Exercise objective » Copy out every line of the data exactly.

Records provided »
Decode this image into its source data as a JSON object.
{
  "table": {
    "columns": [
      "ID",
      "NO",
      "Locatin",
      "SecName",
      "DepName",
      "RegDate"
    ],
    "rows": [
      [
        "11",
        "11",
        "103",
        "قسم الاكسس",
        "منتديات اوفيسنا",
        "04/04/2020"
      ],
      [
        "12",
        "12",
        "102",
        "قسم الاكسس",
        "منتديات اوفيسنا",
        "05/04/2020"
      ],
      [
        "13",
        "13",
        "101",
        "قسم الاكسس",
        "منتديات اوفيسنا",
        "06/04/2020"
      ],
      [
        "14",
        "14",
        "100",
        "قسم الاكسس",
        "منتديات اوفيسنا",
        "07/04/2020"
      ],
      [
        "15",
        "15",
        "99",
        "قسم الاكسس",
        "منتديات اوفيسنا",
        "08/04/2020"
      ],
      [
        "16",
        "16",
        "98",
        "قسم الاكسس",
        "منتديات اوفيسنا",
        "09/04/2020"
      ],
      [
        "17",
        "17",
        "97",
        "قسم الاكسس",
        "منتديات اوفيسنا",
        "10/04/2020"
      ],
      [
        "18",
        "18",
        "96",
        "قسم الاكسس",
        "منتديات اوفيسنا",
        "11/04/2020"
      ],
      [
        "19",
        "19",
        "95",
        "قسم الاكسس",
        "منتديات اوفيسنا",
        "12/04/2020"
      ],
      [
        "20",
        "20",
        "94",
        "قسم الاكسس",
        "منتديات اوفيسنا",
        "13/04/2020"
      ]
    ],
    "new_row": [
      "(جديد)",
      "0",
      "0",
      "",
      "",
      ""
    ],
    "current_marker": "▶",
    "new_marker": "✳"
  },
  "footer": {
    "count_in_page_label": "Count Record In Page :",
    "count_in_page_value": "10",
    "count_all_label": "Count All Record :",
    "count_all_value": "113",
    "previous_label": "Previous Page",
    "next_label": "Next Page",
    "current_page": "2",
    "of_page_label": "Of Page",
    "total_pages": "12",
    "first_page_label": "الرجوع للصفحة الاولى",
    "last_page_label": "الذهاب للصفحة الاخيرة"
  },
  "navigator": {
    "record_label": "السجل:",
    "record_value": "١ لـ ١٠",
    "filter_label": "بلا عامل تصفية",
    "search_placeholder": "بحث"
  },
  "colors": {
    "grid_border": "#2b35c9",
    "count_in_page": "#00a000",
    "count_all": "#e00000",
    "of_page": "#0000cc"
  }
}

Expected answer »
Decode this image into its source data as a JSON object.
{
  "table": {
    "columns": [
      "ID",
      "NO",
      "Locatin",
      "SecName",
      "DepName",
      "RegDate"
    ],
    "rows": [
      [
        "11",
        "11",
        "103",
        "قسم الاكسس",
        "منتديات اوفيسنا",
        "04/04/2020"
      ],
      [
        "12",
        "12",
        "102",
        "قسم الاكسس",
        "منتديات اوفيسنا",
        "05/04/2020"
      ],
      [
        "13",
        "13",
        "101",
        "قسم الاكسس",
        "منتديات اوفيسنا",
        "06/04/2020"
      ],
      [
        "14",
        "14",
        "100",
        "قسم الاكسس",
        "منتديات اوفيسنا",
        "07/04/2020"
      ],
      [
        "15",
        "15",
        "99",
        "قسم الاكسس",
        "منتديات اوفيسنا",
        "08/04/2020"
      ],
      [
        "16",
        "16",
        "98",
        "قسم الاكسس",
        "منتديات اوفيسنا",
        "09/04/2020"
      ],
      [
        "17",
        "17",
        "97",
        "قسم الاكسس",
        "منتديات اوفيسنا",
        "10/04/2020"
      ],
      [
        "18",
        "18",
        "96",
        "قسم الاكسس",
        "منتديات اوفيسنا",
        "11/04/2020"
      ],
      [
        "19",
        "19",
        "95",
        "قسم الاكسس",
        "منتديات اوفيسنا",
        "12/04/2020"
      ],
      [
        "20",
        "20",
        "94",
        "قسم الاكسس",
        "منتديات اوفيسنا",
        "13/04/2020"
      ]
    ],
    "new_row": [
      "(جديد)",
      "0",
      "0",
      "",
      "",
      ""
    ],
    "current_marker": "▶",
    "new_marker": "✳"
  },
  "footer": {
    "count_in_page_label": "Count Record In Page :",
    "count_in_page_value": "10",
    "count_all_label": "Count All Record :",
    "count_all_value": "113",
    "previous_label": "Previous Page",
    "next_label": "Next Page",
    "current_page": "2",
    "of_page_label": "Of Page",
    "total_pages": "12",
    "first_page_label": "الرجوع للصفحة الاولى",
    "last_page_label": "الذهاب للصفحة الاخيرة"
  },
  "navigator": {
    "record_label": "السجل:",
    "record_value": "١ لـ ١٠",
    "filter_label": "بلا عامل تصفية",
    "search_placeholder": "بحث"
  },
  "colors": {
    "grid_border": "#2b35c9",
    "count_in_page": "#00a000",
    "count_all": "#e00000",
    "of_page": "#0000cc"
  }
}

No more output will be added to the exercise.